> **PROBLEM DETAILS**
Please give the listing again, word for word, with nothing left out.

> **SOURCE MATERIAL**

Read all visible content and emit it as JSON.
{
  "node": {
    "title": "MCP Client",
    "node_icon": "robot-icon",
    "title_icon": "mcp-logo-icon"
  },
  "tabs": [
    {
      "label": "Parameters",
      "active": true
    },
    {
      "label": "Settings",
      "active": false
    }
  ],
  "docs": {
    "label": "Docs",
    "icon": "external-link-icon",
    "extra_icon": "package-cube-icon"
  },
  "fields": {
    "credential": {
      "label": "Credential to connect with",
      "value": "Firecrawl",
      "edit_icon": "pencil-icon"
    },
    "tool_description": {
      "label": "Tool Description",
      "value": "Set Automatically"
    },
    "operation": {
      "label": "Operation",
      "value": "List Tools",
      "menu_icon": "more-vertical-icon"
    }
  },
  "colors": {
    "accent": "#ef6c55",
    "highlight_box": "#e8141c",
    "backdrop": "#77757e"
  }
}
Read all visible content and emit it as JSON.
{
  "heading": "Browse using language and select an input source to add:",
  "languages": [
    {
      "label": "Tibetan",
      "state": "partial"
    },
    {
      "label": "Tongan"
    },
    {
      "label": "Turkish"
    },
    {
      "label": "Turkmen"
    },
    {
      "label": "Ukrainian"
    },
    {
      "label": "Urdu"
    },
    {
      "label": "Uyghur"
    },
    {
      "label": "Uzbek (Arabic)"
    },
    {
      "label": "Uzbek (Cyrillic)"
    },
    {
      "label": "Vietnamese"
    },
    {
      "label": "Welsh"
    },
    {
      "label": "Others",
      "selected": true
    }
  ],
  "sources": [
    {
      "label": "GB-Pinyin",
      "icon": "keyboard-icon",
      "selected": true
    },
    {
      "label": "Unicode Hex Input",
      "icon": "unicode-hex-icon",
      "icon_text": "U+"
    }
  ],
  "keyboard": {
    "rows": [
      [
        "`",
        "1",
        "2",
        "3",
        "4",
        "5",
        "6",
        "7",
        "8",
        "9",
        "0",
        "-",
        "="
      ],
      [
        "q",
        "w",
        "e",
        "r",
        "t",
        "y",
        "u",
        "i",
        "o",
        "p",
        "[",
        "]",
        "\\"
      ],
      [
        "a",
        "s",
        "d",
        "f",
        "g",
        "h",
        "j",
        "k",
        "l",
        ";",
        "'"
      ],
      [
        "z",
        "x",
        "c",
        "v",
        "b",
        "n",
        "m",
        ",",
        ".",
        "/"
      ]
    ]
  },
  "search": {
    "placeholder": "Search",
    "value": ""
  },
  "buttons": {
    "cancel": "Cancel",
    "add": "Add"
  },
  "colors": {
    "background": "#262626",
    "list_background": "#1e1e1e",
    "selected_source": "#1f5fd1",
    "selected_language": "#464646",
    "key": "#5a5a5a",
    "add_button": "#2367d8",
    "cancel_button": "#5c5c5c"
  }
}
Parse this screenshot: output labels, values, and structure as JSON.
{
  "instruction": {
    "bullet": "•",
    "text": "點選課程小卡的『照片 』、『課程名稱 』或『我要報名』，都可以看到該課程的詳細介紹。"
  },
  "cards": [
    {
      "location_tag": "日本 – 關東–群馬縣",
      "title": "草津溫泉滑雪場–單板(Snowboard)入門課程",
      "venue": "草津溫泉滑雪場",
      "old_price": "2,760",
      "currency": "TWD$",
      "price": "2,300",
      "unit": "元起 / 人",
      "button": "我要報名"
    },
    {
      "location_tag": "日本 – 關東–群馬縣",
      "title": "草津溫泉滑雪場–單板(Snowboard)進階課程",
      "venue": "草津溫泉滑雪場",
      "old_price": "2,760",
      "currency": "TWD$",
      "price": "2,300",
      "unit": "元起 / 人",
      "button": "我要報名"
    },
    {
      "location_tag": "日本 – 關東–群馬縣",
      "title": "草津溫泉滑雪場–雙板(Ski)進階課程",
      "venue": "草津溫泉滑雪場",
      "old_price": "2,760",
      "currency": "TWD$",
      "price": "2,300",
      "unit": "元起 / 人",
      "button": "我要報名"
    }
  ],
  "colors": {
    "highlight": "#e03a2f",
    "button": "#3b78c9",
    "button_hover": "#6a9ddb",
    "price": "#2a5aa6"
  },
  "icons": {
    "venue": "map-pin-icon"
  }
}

> **FULL RESPONSE**
Read all visible content and emit it as JSON.
{
  "node": {
    "title": "MCP Client",
    "node_icon": "robot-icon",
    "title_icon": "mcp-logo-icon"
  },
  "tabs": [
    {
      "label": "Parameters",
      "active": true
    },
    {
      "label": "Settings",
      "active": false
    }
  ],
  "docs": {
    "label": "Docs",
    "icon": "external-link-icon",
    "extra_icon": "package-cube-icon"
  },
  "fields": {
    "credential": {
      "label": "Credential to connect with",
      "value": "Firecrawl",
      "edit_icon": "pencil-icon"
    },
    "tool_description": {
      "label": "Tool Description",
      "value": "Set Automatically"
    },
    "operation": {
      "label": "Operation",
      "value": "List Tools",
      "menu_icon": "more-vertical-icon"
    }
  },
  "colors": {
    "accent": "#ef6c55",
    "highlight_box": "#e8141c",
    "backdrop": "#77757e"
  }
}
Read all visible content and emit it as JSON.
{
  "heading": "Browse using language and select an input source to add:",
  "languages": [
    {
      "label": "Tibetan",
      "state": "partial"
    },
    {
      "label": "Tongan"
    },
    {
      "label": "Turkish"
    },
    {
      "label": "Turkmen"
    },
    {
      "label": "Ukrainian"
    },
    {
      "label": "Urdu"
    },
    {
      "label": "Uyghur"
    },
    {
      "label": "Uzbek (Arabic)"
    },
    {
      "label": "Uzbek (Cyrillic)"
    },
    {
      "label": "Vietnamese"
    },
    {
      "label": "Welsh"
    },
    {
      "label": "Others",
      "selected": true
    }
  ],
  "sources": [
    {
      "label": "GB-Pinyin",
      "icon": "keyboard-icon",
      "selected": true
    },
    {
      "label": "Unicode Hex Input",
      "icon": "unicode-hex-icon",
      "icon_text": "U+"
    }
  ],
  "keyboard": {
    "rows": [
      [
        "`",
        "1",
        "2",
        "3",
        "4",
        "5",
        "6",
        "7",
        "8",
        "9",
        "0",
        "-",
        "="
      ],
      [
        "q",
        "w",
        "e",
        "r",
        "t",
        "y",
        "u",
        "i",
        "o",
        "p",
        "[",
        "]",
        "\\"
      ],
      [
        "a",
        "s",
        "d",
        "f",
        "g",
        "h",
        "j",
        "k",
        "l",
        ";",
        "'"
      ],
      [
        "z",
        "x",
        "c",
        "v",
        "b",
        "n",
        "m",
        ",",
        ".",
        "/"
      ]
    ]
  },
  "search": {
    "placeholder": "Search",
    "value": ""
  },
  "buttons": {
    "cancel": "Cancel",
    "add": "Add"
  },
  "colors": {
    "background": "#262626",
    "list_background": "#1e1e1e",
    "selected_source": "#1f5fd1",
    "selected_language": "#464646",
    "key": "#5a5a5a",
    "add_button": "#2367d8",
    "cancel_button": "#5c5c5c"
  }
}
Parse this screenshot: output labels, values, and structure as JSON.
{
  "instruction": {
    "bullet": "•",
    "text": "點選課程小卡的『照片 』、『課程名稱 』或『我要報名』，都可以看到該課程的詳細介紹。"
  },
  "cards": [
    {
      "location_tag": "日本 – 關東–群馬縣",
      "title": "草津溫泉滑雪場–單板(Snowboard)入門課程",
      "venue": "草津溫泉滑雪場",
      "old_price": "2,760",
      "currency": "TWD$",
      "price": "2,300",
      "unit": "元起 / 人",
      "button": "我要報名"
    },
    {
      "location_tag": "日本 – 關東–群馬縣",
      "title": "草津溫泉滑雪場–單板(Snowboard)進階課程",
      "venue": "草津溫泉滑雪場",
      "old_price": "2,760",
      "currency": "TWD$",
      "price": "2,300",
      "unit": "元起 / 人",
      "button": "我要報名"
    },
    {
      "location_tag": "日本 – 關東–群馬縣",
      "title": "草津溫泉滑雪場–雙板(Ski)進階課程",
      "venue": "草津溫泉滑雪場",
      "old_price": "2,760",
      "currency": "TWD$",
      "price": "2,300",
      "unit": "元起 / 人",
      "button": "我要報名"
    }
  ],
  "colors": {
    "highlight": "#e03a2f",
    "button": "#3b78c9",
    "button_hover": "#6a9ddb",
    "price": "#2a5aa6"
  },
  "icons": {
    "venue": "map-pin-icon"
  }
}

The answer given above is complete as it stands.